Tracking your search information is not just the business of the NSA and major technology companies. Medical information websites collect search queries and leak information to third parties too.

Of 20 free-to-use health sites, all of them had at least one “third-party element,” reports USC professor Dr. Marco Huesch. Some sites had at least six or seven.

Five sites that included a tracking function by third parties also included a social media “share” button that followed a user’s search even if the user did not click the button.

“Many users assume their online search inquiries are anonymous, but code on the website, such as social-media plug-ins, and dropped on the user’s computer, such as cookies, can divulge this data to third parties,” MedPage Today reported.

— Posted by Alexander Reed Kelly.

MedPage Today:

Among five of the 13 sites with tracking elements, social media-related tracking elements were embedded that shared a user’s data with a social media site whether or not the user was logged into a given social media site and regardless of whether the user chose to interact with the social media feature (such as by “liking” or “sharing” a page).

Through a data interception tool, search queries were leaked to third-party tracking elements on seven of the sites, which did not include government or physician-oriented sites.

[Huesch] concluded that although the information gathered through third-party affiliates “enhances the online user’s experience and allows targeted advertisements, which support a free business model,” many of these data-mining methods can compromise a user’s privacy and “are insufficiently addressed in current legislation and regulations.”

“Were such risks to be realized, the ramifications could span embarrassment, discrimination in the labor market, or the deliberate decision by marketers not to offer or advertise particular goods and services to an individual,” he added.

The results also suggested that government- and professional society-related websites may be safer search beacons than those of commercial or mass-media sites.

Goal of the exercise >> Rewrite the part of the article on health-site tracking starting at "Among five of" and ending at "or physician-oriented sites.", replacing "tracking elements" with "tracking components". The rows have nothing to do with this.

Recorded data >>
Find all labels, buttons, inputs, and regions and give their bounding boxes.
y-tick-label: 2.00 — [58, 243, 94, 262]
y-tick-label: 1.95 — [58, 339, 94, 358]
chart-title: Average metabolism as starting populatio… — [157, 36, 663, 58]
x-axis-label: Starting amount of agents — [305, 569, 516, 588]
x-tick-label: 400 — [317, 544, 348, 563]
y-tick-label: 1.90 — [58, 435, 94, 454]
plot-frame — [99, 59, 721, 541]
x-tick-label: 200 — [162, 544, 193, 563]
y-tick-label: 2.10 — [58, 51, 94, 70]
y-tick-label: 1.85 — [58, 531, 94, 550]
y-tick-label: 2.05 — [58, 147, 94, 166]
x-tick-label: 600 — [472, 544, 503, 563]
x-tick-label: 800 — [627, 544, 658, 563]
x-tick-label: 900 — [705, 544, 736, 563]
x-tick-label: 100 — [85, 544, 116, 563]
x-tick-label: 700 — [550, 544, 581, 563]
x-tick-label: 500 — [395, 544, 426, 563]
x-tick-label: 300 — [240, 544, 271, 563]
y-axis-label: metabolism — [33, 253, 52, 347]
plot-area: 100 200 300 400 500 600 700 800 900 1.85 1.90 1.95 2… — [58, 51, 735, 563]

Reply to the exercise >>
Among five of the 13 sites with tracking components, social media-related tracking components were embedded that shared a user’s data with a social media site whether or not the user was logged into a given social media site and regardless of whether the user chose to interact with the social media feature (such as by “liking” or “sharing” a page).

Through a data interception tool, search queries were leaked to third-party tracking components on seven of the sites, which did not include government or physician-oriented sites.